Given exercise:
Return the records that follow unaltered. Omit every picture.

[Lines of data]
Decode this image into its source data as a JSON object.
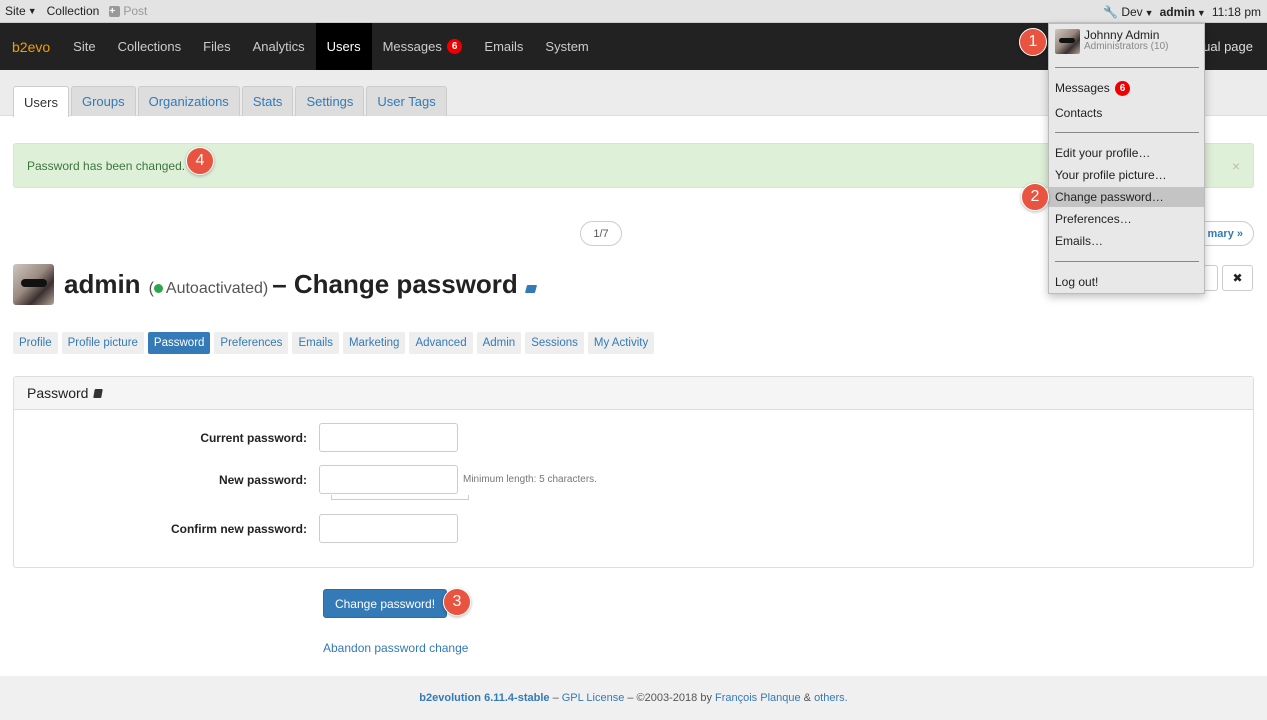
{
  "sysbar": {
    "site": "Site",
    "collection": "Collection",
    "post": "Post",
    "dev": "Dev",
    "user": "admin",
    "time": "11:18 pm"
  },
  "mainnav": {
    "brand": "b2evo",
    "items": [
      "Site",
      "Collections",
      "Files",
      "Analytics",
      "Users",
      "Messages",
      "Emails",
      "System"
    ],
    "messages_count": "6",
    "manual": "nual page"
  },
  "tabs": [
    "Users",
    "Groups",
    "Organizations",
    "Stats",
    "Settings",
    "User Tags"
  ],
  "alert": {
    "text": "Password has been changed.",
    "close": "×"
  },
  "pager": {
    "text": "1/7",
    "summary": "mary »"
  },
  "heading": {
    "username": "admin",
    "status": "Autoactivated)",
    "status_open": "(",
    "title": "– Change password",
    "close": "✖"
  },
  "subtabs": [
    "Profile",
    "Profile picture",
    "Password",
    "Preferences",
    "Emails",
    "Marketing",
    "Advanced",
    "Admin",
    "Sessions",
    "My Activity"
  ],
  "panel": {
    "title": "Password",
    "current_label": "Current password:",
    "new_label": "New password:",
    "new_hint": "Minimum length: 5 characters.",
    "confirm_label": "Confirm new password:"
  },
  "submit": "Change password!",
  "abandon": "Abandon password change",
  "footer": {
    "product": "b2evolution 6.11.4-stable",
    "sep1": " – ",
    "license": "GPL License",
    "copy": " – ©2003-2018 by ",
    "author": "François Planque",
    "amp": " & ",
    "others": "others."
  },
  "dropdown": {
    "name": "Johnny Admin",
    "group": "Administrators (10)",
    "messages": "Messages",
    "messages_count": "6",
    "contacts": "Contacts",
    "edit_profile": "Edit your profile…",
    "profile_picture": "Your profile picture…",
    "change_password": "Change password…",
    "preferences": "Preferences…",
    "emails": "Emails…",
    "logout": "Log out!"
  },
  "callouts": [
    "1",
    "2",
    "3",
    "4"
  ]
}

Exercise solution:
Decode this image into its source data as a JSON object.
{
  "sysbar": {
    "site": "Site",
    "collection": "Collection",
    "post": "Post",
    "dev": "Dev",
    "user": "admin",
    "time": "11:18 pm"
  },
  "mainnav": {
    "brand": "b2evo",
    "items": [
      "Site",
      "Collections",
      "Files",
      "Analytics",
      "Users",
      "Messages",
      "Emails",
      "System"
    ],
    "messages_count": "6",
    "manual": "nual page"
  },
  "tabs": [
    "Users",
    "Groups",
    "Organizations",
    "Stats",
    "Settings",
    "User Tags"
  ],
  "alert": {
    "text": "Password has been changed.",
    "close": "×"
  },
  "pager": {
    "text": "1/7",
    "summary": "mary »"
  },
  "heading": {
    "username": "admin",
    "status": "Autoactivated)",
    "status_open": "(",
    "title": "– Change password",
    "close": "✖"
  },
  "subtabs": [
    "Profile",
    "Profile picture",
    "Password",
    "Preferences",
    "Emails",
    "Marketing",
    "Advanced",
    "Admin",
    "Sessions",
    "My Activity"
  ],
  "panel": {
    "title": "Password",
    "current_label": "Current password:",
    "new_label": "New password:",
    "new_hint": "Minimum length: 5 characters.",
    "confirm_label": "Confirm new password:"
  },
  "submit": "Change password!",
  "abandon": "Abandon password change",
  "footer": {
    "product": "b2evolution 6.11.4-stable",
    "sep1": " – ",
    "license": "GPL License",
    "copy": " – ©2003-2018 by ",
    "author": "François Planque",
    "amp": " & ",
    "others": "others."
  },
  "dropdown": {
    "name": "Johnny Admin",
    "group": "Administrators (10)",
    "messages": "Messages",
    "messages_count": "6",
    "contacts": "Contacts",
    "edit_profile": "Edit your profile…",
    "profile_picture": "Your profile picture…",
    "change_password": "Change password…",
    "preferences": "Preferences…",
    "emails": "Emails…",
    "logout": "Log out!"
  },
  "callouts": [
    "1",
    "2",
    "3",
    "4"
  ]
}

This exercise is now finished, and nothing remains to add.